▶ _Record set_:
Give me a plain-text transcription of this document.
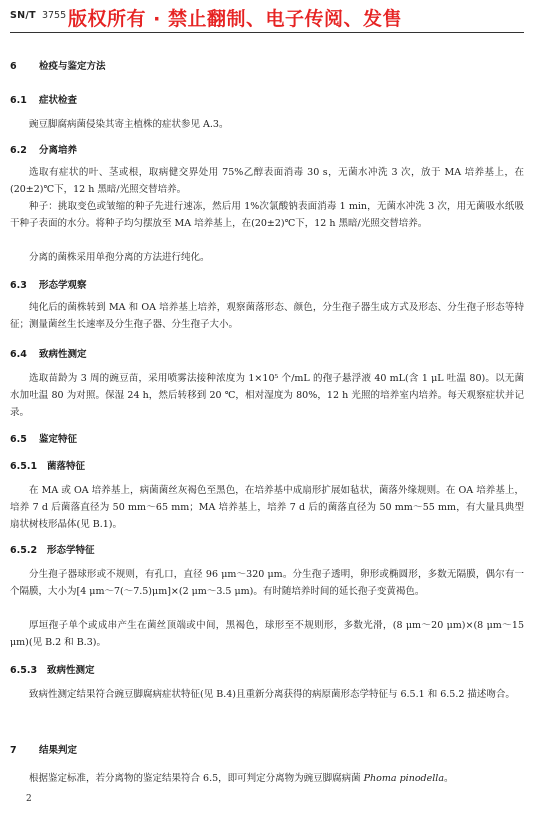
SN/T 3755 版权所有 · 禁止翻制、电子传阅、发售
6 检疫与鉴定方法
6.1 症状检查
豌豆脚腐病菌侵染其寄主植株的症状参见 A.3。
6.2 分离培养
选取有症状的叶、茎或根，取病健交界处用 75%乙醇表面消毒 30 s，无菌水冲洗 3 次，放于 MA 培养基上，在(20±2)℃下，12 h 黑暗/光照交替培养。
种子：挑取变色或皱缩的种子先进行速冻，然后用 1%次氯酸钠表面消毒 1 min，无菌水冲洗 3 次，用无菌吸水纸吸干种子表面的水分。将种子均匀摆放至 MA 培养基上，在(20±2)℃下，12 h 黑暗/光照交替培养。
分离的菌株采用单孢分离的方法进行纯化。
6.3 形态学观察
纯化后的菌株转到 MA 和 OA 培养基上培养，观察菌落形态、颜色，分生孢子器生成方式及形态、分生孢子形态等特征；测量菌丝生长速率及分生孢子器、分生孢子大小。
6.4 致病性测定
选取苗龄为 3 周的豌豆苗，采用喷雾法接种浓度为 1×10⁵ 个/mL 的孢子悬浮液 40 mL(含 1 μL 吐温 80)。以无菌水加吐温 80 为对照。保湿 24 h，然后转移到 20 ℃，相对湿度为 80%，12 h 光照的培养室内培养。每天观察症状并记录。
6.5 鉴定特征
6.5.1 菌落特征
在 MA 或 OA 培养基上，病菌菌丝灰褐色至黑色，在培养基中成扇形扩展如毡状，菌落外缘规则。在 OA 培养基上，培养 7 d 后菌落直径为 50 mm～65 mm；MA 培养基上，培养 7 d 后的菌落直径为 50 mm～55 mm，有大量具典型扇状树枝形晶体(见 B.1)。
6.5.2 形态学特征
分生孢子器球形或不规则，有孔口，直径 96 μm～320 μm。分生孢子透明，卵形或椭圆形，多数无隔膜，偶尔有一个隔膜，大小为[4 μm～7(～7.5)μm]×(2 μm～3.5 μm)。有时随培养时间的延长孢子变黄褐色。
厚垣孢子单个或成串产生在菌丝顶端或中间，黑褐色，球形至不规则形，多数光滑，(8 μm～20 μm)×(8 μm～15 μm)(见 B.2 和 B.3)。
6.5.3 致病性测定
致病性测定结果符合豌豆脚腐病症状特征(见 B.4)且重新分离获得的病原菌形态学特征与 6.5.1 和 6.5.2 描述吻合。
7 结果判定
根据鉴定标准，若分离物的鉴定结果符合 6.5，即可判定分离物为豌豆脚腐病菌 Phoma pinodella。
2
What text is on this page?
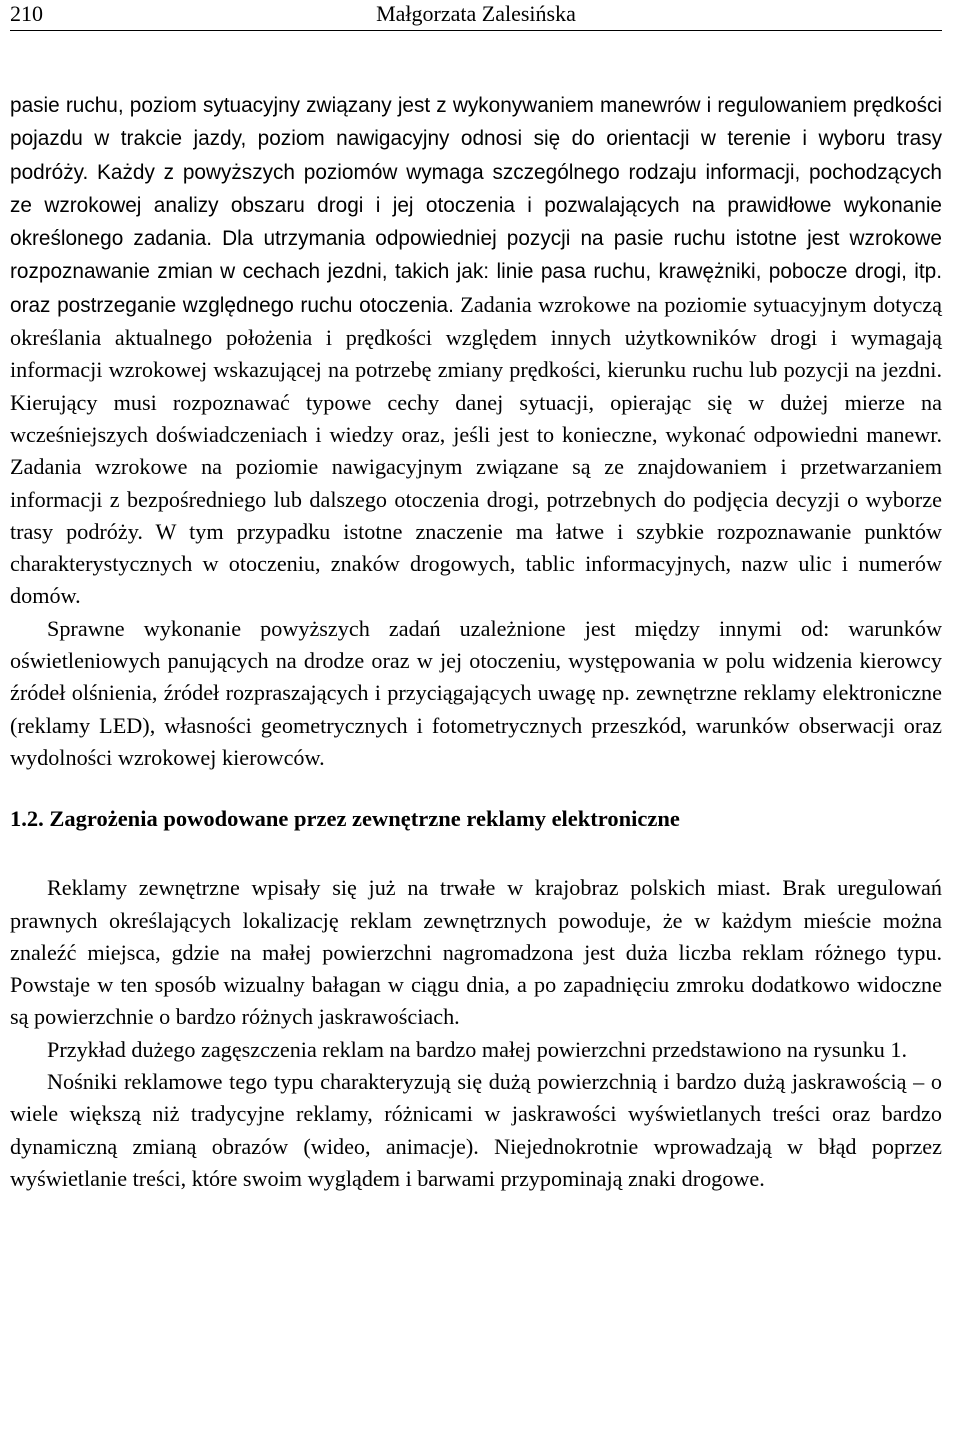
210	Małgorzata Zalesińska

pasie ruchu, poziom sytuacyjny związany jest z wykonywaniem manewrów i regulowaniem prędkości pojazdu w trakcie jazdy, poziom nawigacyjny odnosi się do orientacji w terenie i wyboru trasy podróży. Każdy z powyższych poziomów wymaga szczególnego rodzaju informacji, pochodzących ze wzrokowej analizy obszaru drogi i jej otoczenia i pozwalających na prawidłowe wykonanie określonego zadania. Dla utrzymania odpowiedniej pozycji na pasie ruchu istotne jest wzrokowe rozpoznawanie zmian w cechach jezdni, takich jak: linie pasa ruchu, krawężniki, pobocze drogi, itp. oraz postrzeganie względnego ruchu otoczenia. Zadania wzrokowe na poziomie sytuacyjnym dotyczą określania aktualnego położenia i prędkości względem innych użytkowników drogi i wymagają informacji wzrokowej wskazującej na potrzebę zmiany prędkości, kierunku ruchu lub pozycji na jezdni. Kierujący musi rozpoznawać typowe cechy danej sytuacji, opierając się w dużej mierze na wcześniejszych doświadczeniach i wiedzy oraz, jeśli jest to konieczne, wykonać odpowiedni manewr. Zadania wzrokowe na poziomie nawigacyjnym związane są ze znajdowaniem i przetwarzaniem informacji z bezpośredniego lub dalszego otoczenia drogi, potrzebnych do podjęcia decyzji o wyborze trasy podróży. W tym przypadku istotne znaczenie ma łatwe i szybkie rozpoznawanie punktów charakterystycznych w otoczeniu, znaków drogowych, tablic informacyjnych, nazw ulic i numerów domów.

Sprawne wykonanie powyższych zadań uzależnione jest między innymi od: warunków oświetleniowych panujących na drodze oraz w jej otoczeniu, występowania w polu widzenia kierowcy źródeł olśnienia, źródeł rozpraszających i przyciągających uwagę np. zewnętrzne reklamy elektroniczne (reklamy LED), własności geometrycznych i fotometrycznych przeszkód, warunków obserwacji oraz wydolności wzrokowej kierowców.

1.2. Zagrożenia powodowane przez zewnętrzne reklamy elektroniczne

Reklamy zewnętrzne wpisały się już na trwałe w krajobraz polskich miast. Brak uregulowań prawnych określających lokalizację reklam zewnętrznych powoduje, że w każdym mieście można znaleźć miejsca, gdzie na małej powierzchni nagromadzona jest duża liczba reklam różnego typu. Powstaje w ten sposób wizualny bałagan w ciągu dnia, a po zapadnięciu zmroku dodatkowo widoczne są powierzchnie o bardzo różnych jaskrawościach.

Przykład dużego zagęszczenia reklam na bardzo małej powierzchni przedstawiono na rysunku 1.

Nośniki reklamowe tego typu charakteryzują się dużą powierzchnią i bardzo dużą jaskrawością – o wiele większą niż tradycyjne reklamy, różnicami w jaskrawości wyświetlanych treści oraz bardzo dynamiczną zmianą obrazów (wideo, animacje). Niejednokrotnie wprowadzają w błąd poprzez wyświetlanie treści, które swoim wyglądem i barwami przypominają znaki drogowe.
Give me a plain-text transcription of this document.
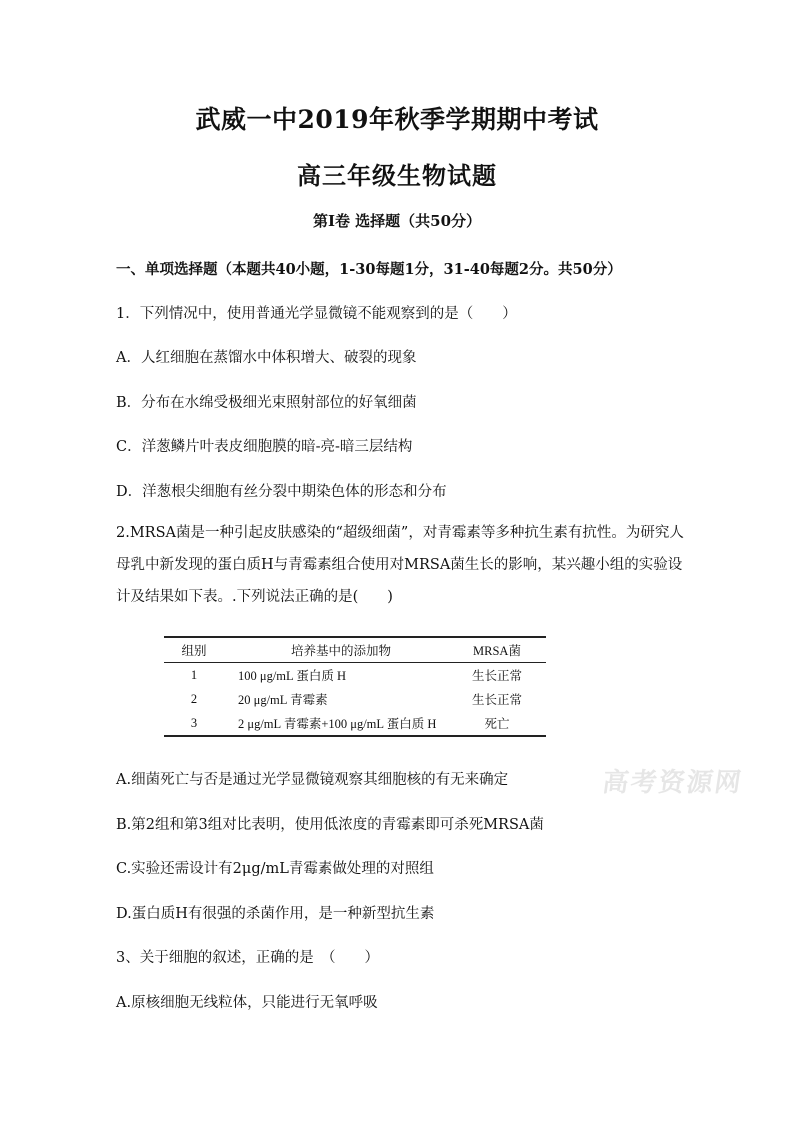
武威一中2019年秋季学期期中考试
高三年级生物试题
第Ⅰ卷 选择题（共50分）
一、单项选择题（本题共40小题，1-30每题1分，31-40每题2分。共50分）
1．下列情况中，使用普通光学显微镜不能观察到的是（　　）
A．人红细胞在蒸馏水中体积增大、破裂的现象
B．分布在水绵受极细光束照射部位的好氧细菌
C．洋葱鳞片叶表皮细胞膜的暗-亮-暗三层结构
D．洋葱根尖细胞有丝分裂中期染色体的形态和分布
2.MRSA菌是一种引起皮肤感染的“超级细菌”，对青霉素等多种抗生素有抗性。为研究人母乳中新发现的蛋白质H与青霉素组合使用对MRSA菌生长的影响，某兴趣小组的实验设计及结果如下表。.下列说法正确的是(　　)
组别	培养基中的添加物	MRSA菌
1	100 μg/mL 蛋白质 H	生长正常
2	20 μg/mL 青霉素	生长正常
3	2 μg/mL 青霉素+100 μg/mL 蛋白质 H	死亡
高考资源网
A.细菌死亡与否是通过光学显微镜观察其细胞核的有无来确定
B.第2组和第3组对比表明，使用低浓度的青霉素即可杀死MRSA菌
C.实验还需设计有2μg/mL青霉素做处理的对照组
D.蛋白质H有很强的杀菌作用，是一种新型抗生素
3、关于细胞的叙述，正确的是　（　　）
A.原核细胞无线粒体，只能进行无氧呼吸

▶ _Task to carry out_: Quote all of the entries word for word, omitting any pictures.

▶ _Worked solution_:
Give me a plain-text transcription of this document.
SN/T 3755 版权所有 · 禁止翻制、电子传阅、发售
6 检疫与鉴定方法
6.1 症状检查
豌豆脚腐病菌侵染其寄主植株的症状参见 A.3。
6.2 分离培养
选取有症状的叶、茎或根，取病健交界处用 75%乙醇表面消毒 30 s，无菌水冲洗 3 次，放于 MA 培养基上，在(20±2)℃下，12 h 黑暗/光照交替培养。
种子：挑取变色或皱缩的种子先进行速冻，然后用 1%次氯酸钠表面消毒 1 min，无菌水冲洗 3 次，用无菌吸水纸吸干种子表面的水分。将种子均匀摆放至 MA 培养基上，在(20±2)℃下，12 h 黑暗/光照交替培养。
分离的菌株采用单孢分离的方法进行纯化。
6.3 形态学观察
纯化后的菌株转到 MA 和 OA 培养基上培养，观察菌落形态、颜色，分生孢子器生成方式及形态、分生孢子形态等特征；测量菌丝生长速率及分生孢子器、分生孢子大小。
6.4 致病性测定
选取苗龄为 3 周的豌豆苗，采用喷雾法接种浓度为 1×10⁵ 个/mL 的孢子悬浮液 40 mL(含 1 μL 吐温 80)。以无菌水加吐温 80 为对照。保湿 24 h，然后转移到 20 ℃，相对湿度为 80%，12 h 光照的培养室内培养。每天观察症状并记录。
6.5 鉴定特征
6.5.1 菌落特征
在 MA 或 OA 培养基上，病菌菌丝灰褐色至黑色，在培养基中成扇形扩展如毡状，菌落外缘规则。在 OA 培养基上，培养 7 d 后菌落直径为 50 mm～65 mm；MA 培养基上，培养 7 d 后的菌落直径为 50 mm～55 mm，有大量具典型扇状树枝形晶体(见 B.1)。
6.5.2 形态学特征
分生孢子器球形或不规则，有孔口，直径 96 μm～320 μm。分生孢子透明，卵形或椭圆形，多数无隔膜，偶尔有一个隔膜，大小为[4 μm～7(～7.5)μm]×(2 μm～3.5 μm)。有时随培养时间的延长孢子变黄褐色。
厚垣孢子单个或成串产生在菌丝顶端或中间，黑褐色，球形至不规则形，多数光滑，(8 μm～20 μm)×(8 μm～15 μm)(见 B.2 和 B.3)。
6.5.3 致病性测定
致病性测定结果符合豌豆脚腐病症状特征(见 B.4)且重新分离获得的病原菌形态学特征与 6.5.1 和 6.5.2 描述吻合。
7 结果判定
根据鉴定标准，若分离物的鉴定结果符合 6.5，即可判定分离物为豌豆脚腐病菌 Phoma pinodella。
2
What text is on this page?
210	Małgorzata Zalesińska

pasie ruchu, poziom sytuacyjny związany jest z wykonywaniem manewrów i regulowaniem prędkości pojazdu w trakcie jazdy, poziom nawigacyjny odnosi się do orientacji w terenie i wyboru trasy podróży. Każdy z powyższych poziomów wymaga szczególnego rodzaju informacji, pochodzących ze wzrokowej analizy obszaru drogi i jej otoczenia i pozwalających na prawidłowe wykonanie określonego zadania. Dla utrzymania odpowiedniej pozycji na pasie ruchu istotne jest wzrokowe rozpoznawanie zmian w cechach jezdni, takich jak: linie pasa ruchu, krawężniki, pobocze drogi, itp. oraz postrzeganie względnego ruchu otoczenia. Zadania wzrokowe na poziomie sytuacyjnym dotyczą określania aktualnego położenia i prędkości względem innych użytkowników drogi i wymagają informacji wzrokowej wskazującej na potrzebę zmiany prędkości, kierunku ruchu lub pozycji na jezdni. Kierujący musi rozpoznawać typowe cechy danej sytuacji, opierając się w dużej mierze na wcześniejszych doświadczeniach i wiedzy oraz, jeśli jest to konieczne, wykonać odpowiedni manewr. Zadania wzrokowe na poziomie nawigacyjnym związane są ze znajdowaniem i przetwarzaniem informacji z bezpośredniego lub dalszego otoczenia drogi, potrzebnych do podjęcia decyzji o wyborze trasy podróży. W tym przypadku istotne znaczenie ma łatwe i szybkie rozpoznawanie punktów charakterystycznych w otoczeniu, znaków drogowych, tablic informacyjnych, nazw ulic i numerów domów.

Sprawne wykonanie powyższych zadań uzależnione jest między innymi od: warunków oświetleniowych panujących na drodze oraz w jej otoczeniu, występowania w polu widzenia kierowcy źródeł olśnienia, źródeł rozpraszających i przyciągających uwagę np. zewnętrzne reklamy elektroniczne (reklamy LED), własności geometrycznych i fotometrycznych przeszkód, warunków obserwacji oraz wydolności wzrokowej kierowców.

1.2. Zagrożenia powodowane przez zewnętrzne reklamy elektroniczne

Reklamy zewnętrzne wpisały się już na trwałe w krajobraz polskich miast. Brak uregulowań prawnych określających lokalizację reklam zewnętrznych powoduje, że w każdym mieście można znaleźć miejsca, gdzie na małej powierzchni nagromadzona jest duża liczba reklam różnego typu. Powstaje w ten sposób wizualny bałagan w ciągu dnia, a po zapadnięciu zmroku dodatkowo widoczne są powierzchnie o bardzo różnych jaskrawościach.

Przykład dużego zagęszczenia reklam na bardzo małej powierzchni przedstawiono na rysunku 1.

Nośniki reklamowe tego typu charakteryzują się dużą powierzchnią i bardzo dużą jaskrawością – o wiele większą niż tradycyjne reklamy, różnicami w jaskrawości wyświetlanych treści oraz bardzo dynamiczną zmianą obrazów (wideo, animacje). Niejednokrotnie wprowadzają w błąd poprzez wyświetlanie treści, które swoim wyglądem i barwami przypominają znaki drogowe.
Give me a plain-text transcription of this document.
武威一中2019年秋季学期期中考试
高三年级生物试题
第Ⅰ卷 选择题（共50分）
一、单项选择题（本题共40小题，1-30每题1分，31-40每题2分。共50分）
1．下列情况中，使用普通光学显微镜不能观察到的是（　　）
A．人红细胞在蒸馏水中体积增大、破裂的现象
B．分布在水绵受极细光束照射部位的好氧细菌
C．洋葱鳞片叶表皮细胞膜的暗-亮-暗三层结构
D．洋葱根尖细胞有丝分裂中期染色体的形态和分布
2.MRSA菌是一种引起皮肤感染的“超级细菌”，对青霉素等多种抗生素有抗性。为研究人母乳中新发现的蛋白质H与青霉素组合使用对MRSA菌生长的影响，某兴趣小组的实验设计及结果如下表。.下列说法正确的是(　　)
组别	培养基中的添加物	MRSA菌
1	100 μg/mL 蛋白质 H	生长正常
2	20 μg/mL 青霉素	生长正常
3	2 μg/mL 青霉素+100 μg/mL 蛋白质 H	死亡
高考资源网
A.细菌死亡与否是通过光学显微镜观察其细胞核的有无来确定
B.第2组和第3组对比表明，使用低浓度的青霉素即可杀死MRSA菌
C.实验还需设计有2μg/mL青霉素做处理的对照组
D.蛋白质H有很强的杀菌作用，是一种新型抗生素
3、关于细胞的叙述，正确的是　（　　）
A.原核细胞无线粒体，只能进行无氧呼吸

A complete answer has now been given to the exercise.